§ THE PROBLEM: Copy out every line containing the word "icon".

§ Stored data:
# # # # #

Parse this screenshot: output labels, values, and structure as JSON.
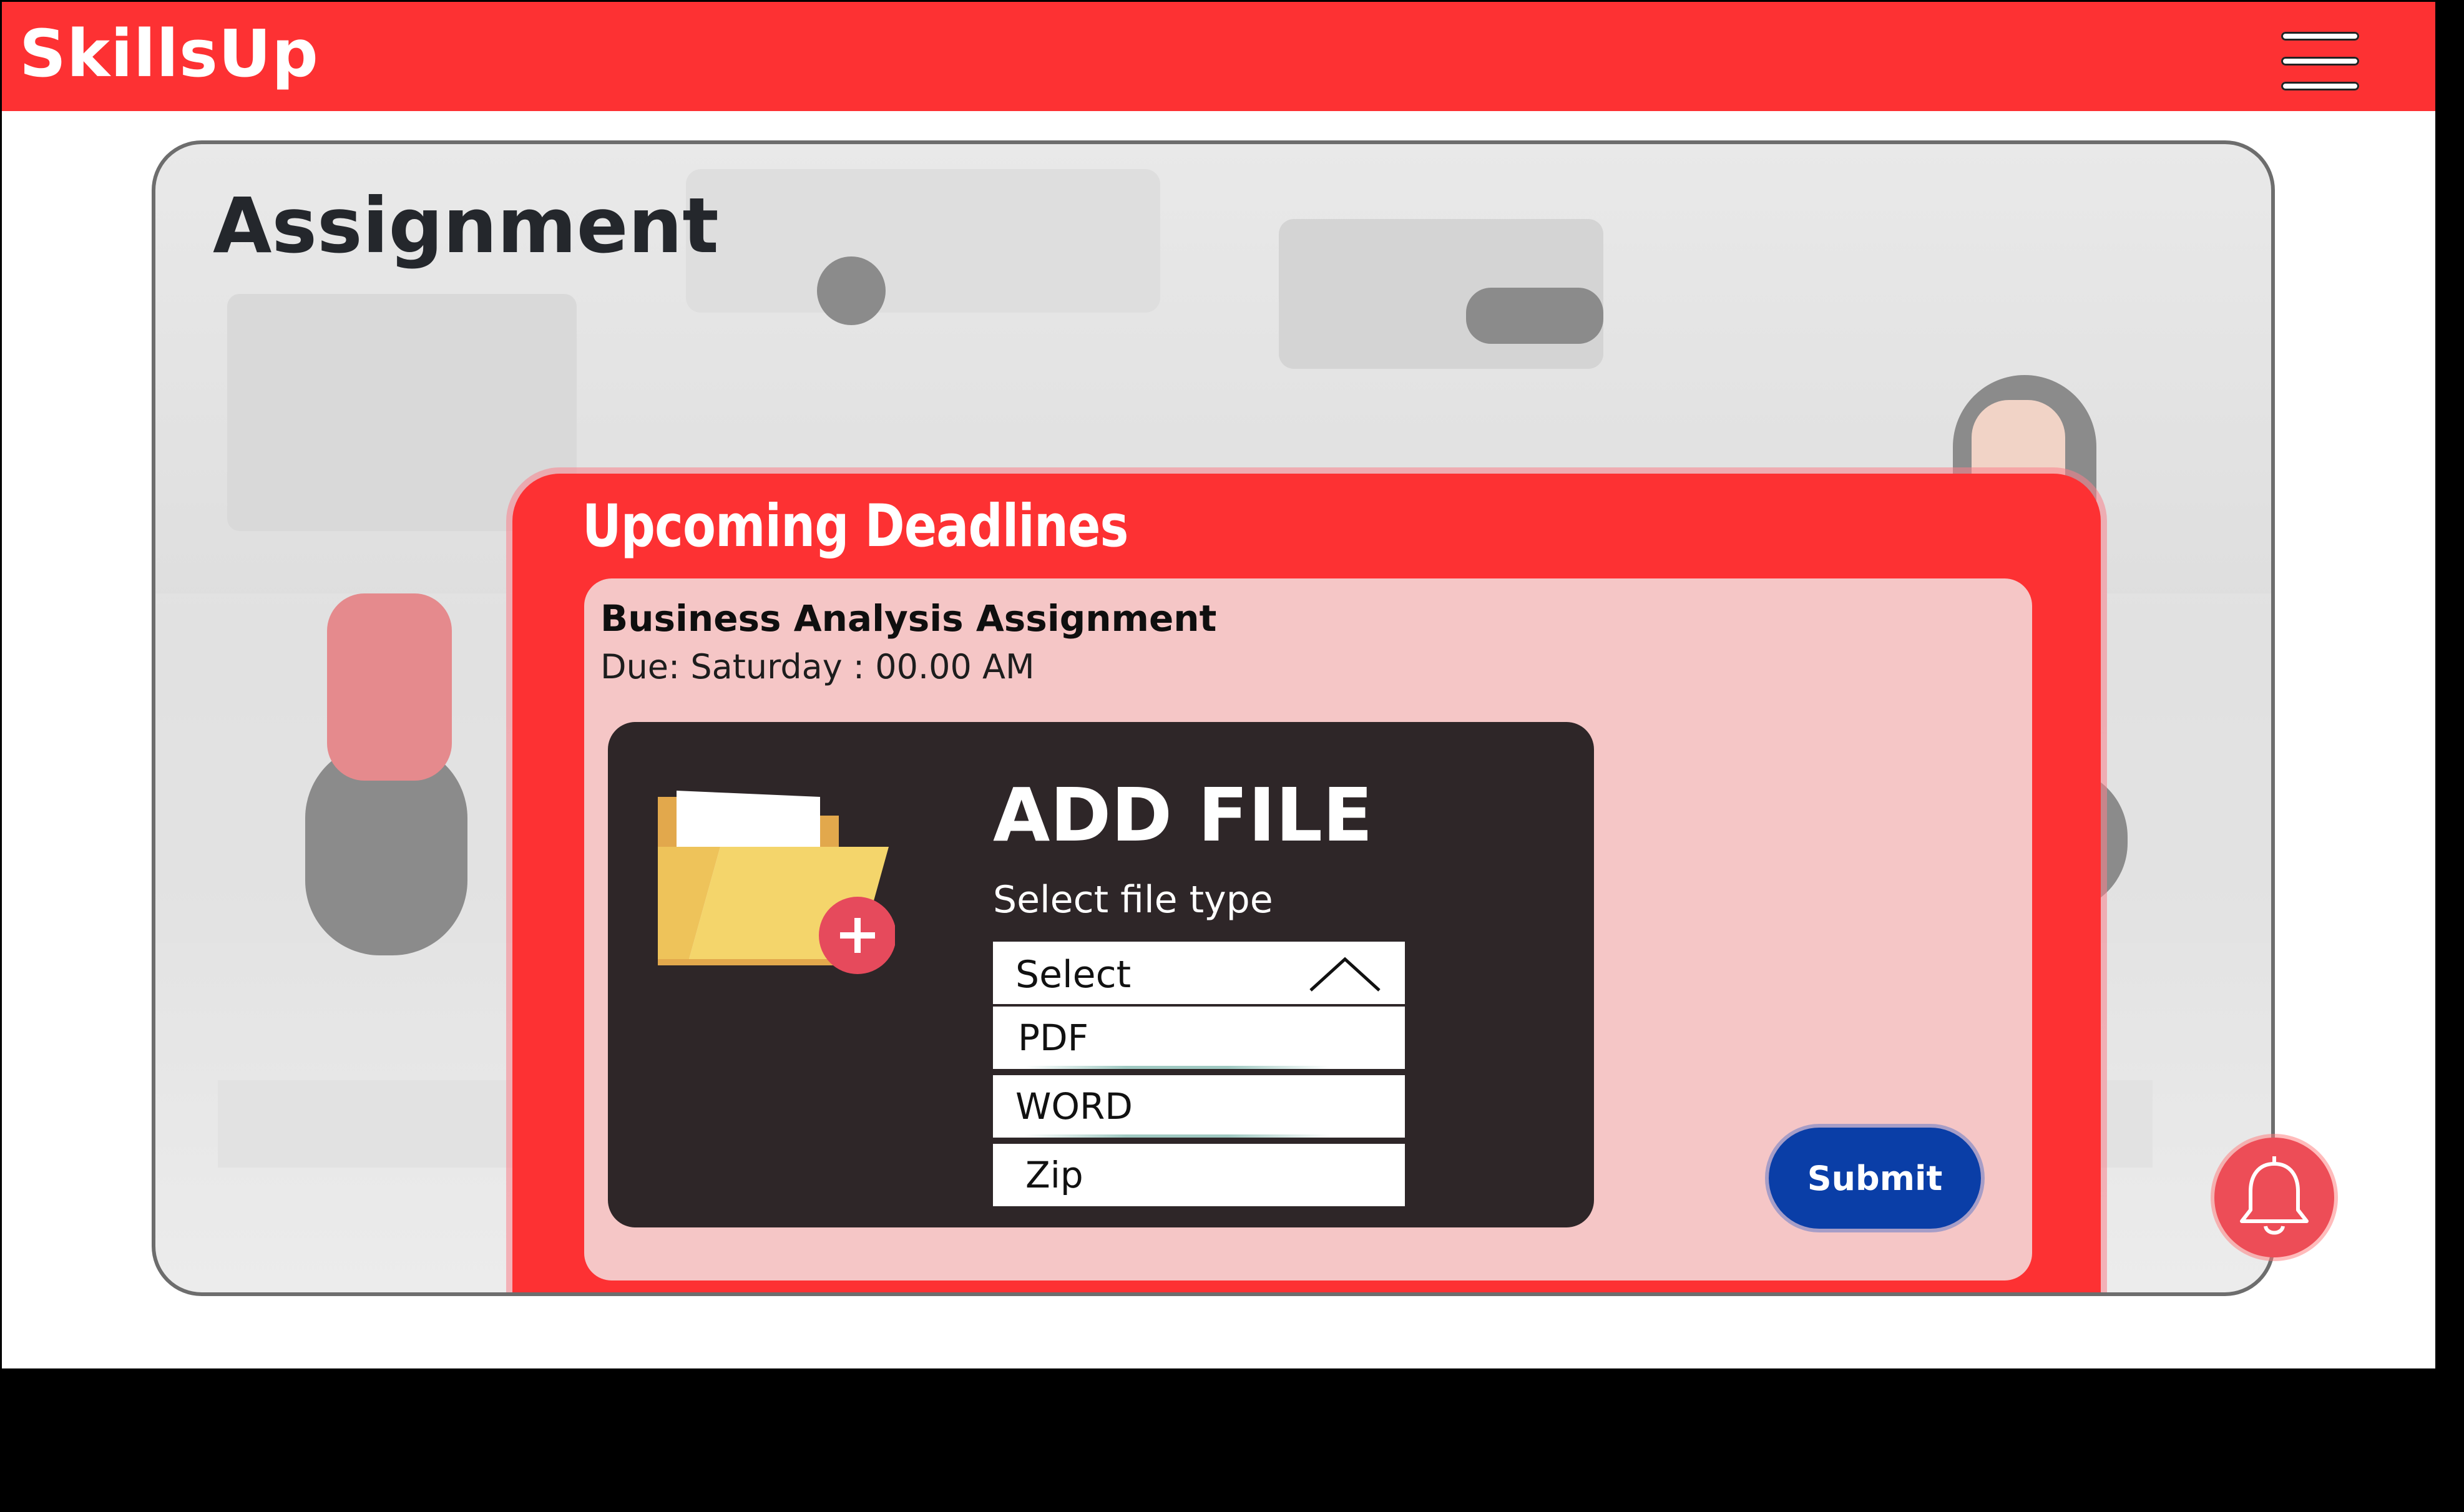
{
  "header": {
    "brand": "SkillsUp",
    "menu_icon": "hamburger-menu-icon",
    "accent_color": "#fd3133"
  },
  "page": {
    "title": "Assignment"
  },
  "deadlines": {
    "heading": "Upcoming Deadlines",
    "assignment_name": "Business Analysis Assignment",
    "due": "Due: Saturday : 00.00 AM"
  },
  "upload": {
    "title": "ADD FILE",
    "file_type_label": "Select file type",
    "folder_icon": "folder-add-icon",
    "select": {
      "value": "Select",
      "expanded": true,
      "options": [
        "PDF",
        "WORD",
        "Zip"
      ]
    }
  },
  "actions": {
    "submit_label": "Submit",
    "submit_color": "#0a3ea7"
  },
  "notifications": {
    "icon": "bell-icon"
  }
}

# # # # #

§ IN RESPONSE:
    "menu_icon": "hamburger-menu-icon",
    "folder_icon": "folder-add-icon",
    "icon": "bell-icon"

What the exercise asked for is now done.